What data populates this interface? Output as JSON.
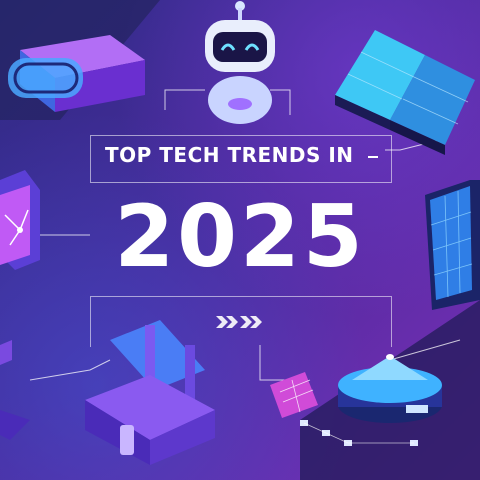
{
  "title": {
    "line1": "TOP TECH TRENDS IN",
    "year": "2025"
  },
  "colors": {
    "bg_dark": "#2a1a5e",
    "bg_mid": "#4a2a9a",
    "bg_accent": "#7a2fb8",
    "device_cyan": "#38c9ff",
    "device_purple": "#8a4df0",
    "text": "#ffffff"
  },
  "icons": [
    "vr-headset-icon",
    "robot-head-icon",
    "solar-panel-icon",
    "circuit-chip-icon",
    "server-panel-icon",
    "3d-printer-icon",
    "satellite-dish-icon",
    "data-board-icon"
  ]
}
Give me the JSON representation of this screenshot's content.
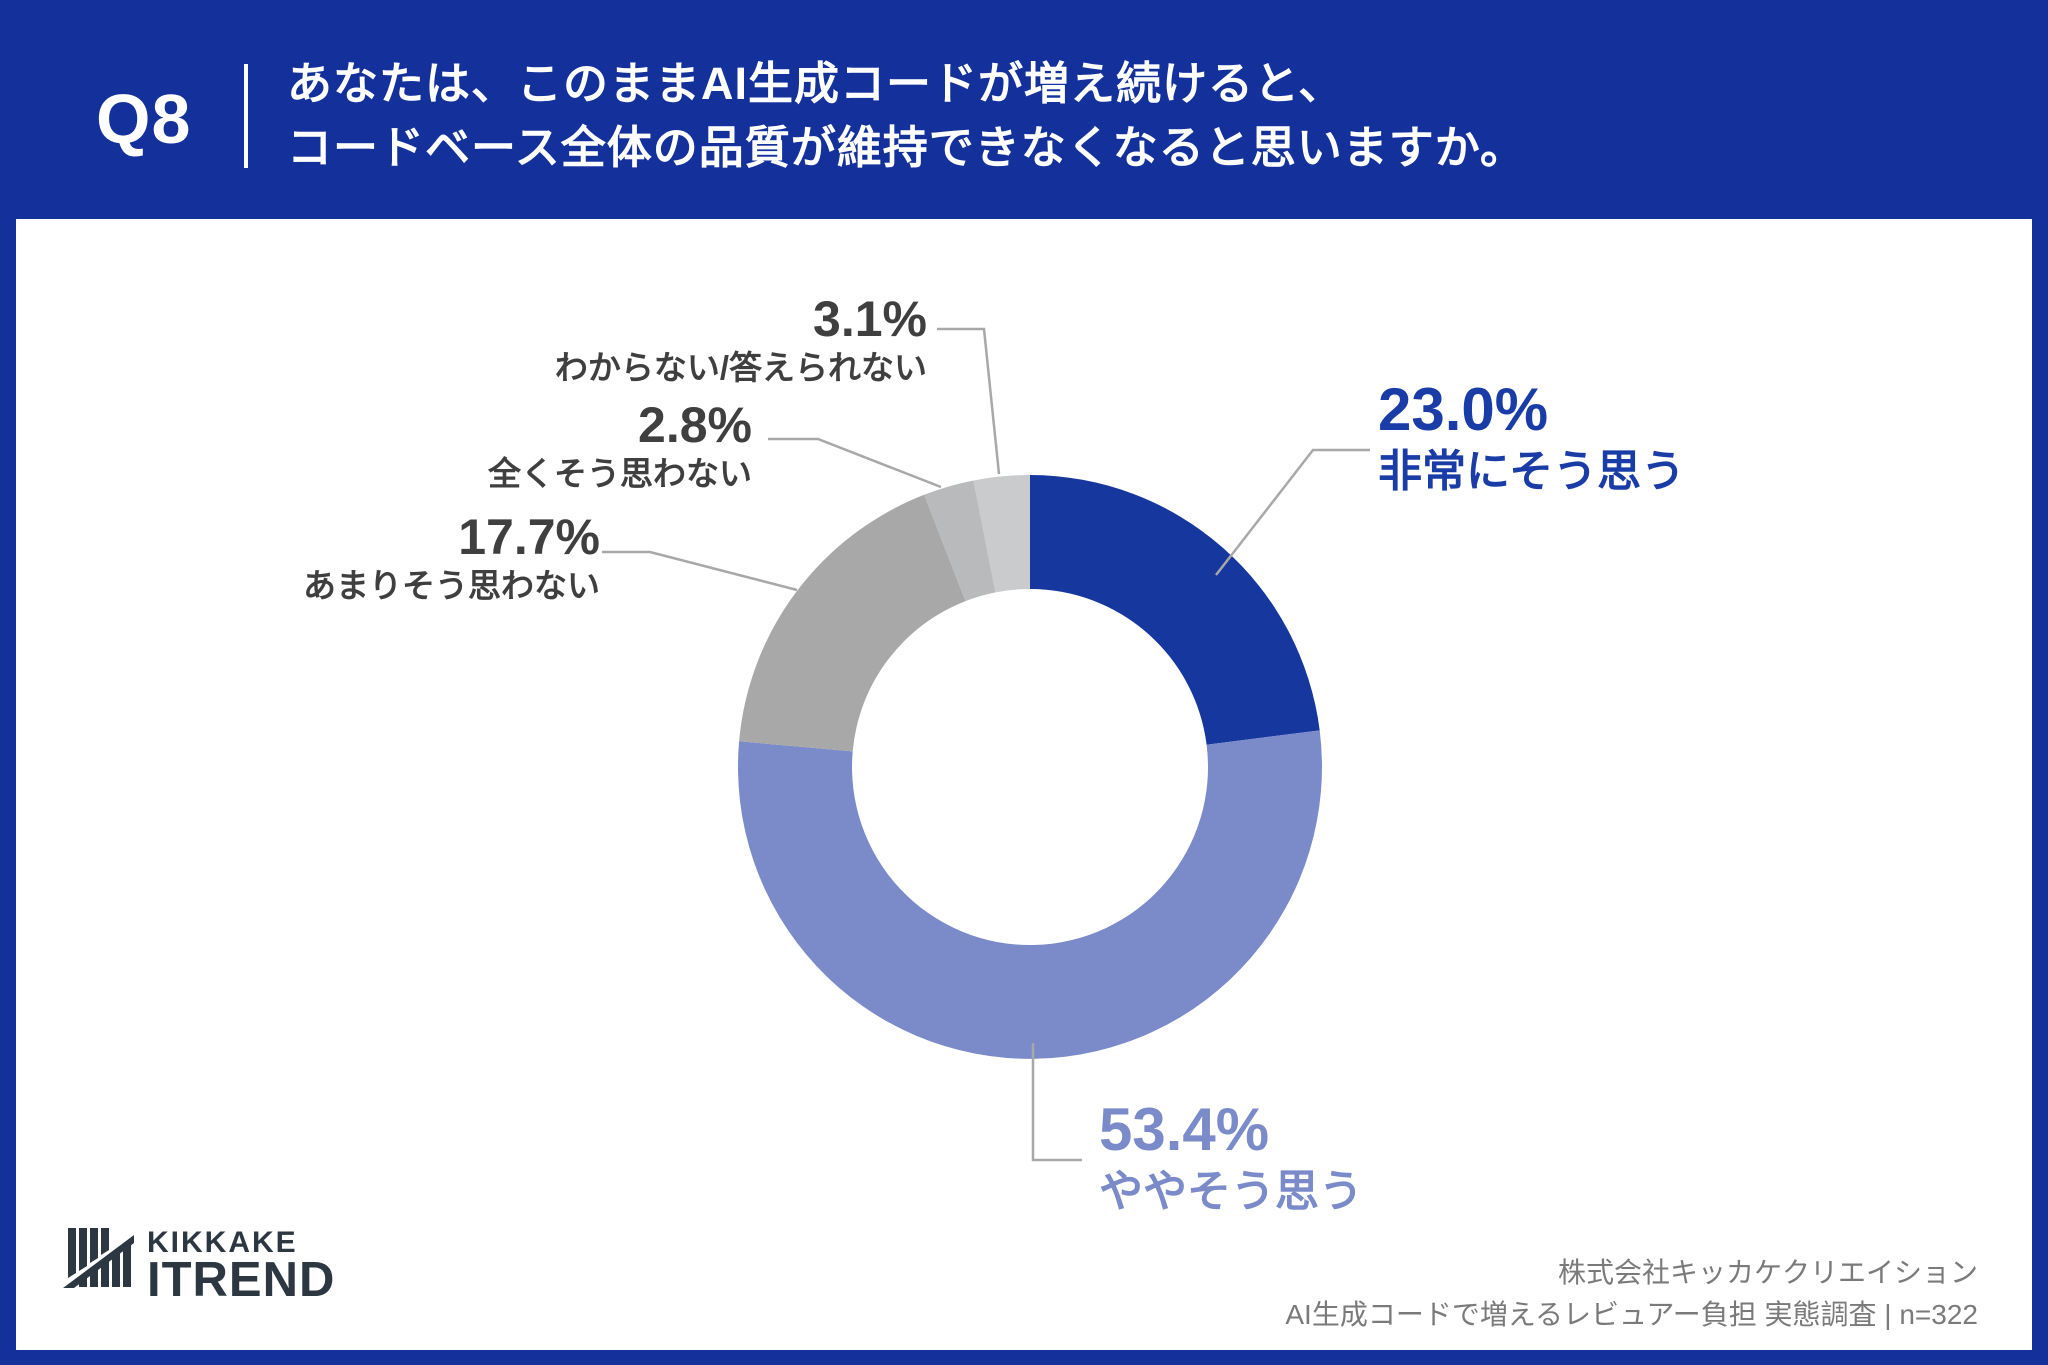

_Work required_: With the pictures omitted, reproduce the records in full and exactly.

_Finished task_:
What data populates this interface? Output as JSON.
{
  "title": {
    "line1": "TOP TECH TRENDS IN",
    "year": "2025"
  },
  "colors": {
    "bg_dark": "#2a1a5e",
    "bg_mid": "#4a2a9a",
    "bg_accent": "#7a2fb8",
    "device_cyan": "#38c9ff",
    "device_purple": "#8a4df0",
    "text": "#ffffff"
  },
  "icons": [
    "vr-headset-icon",
    "robot-head-icon",
    "solar-panel-icon",
    "circuit-chip-icon",
    "server-panel-icon",
    "3d-printer-icon",
    "satellite-dish-icon",
    "data-board-icon"
  ]
}
Give me the JSON representation of this screenshot's content.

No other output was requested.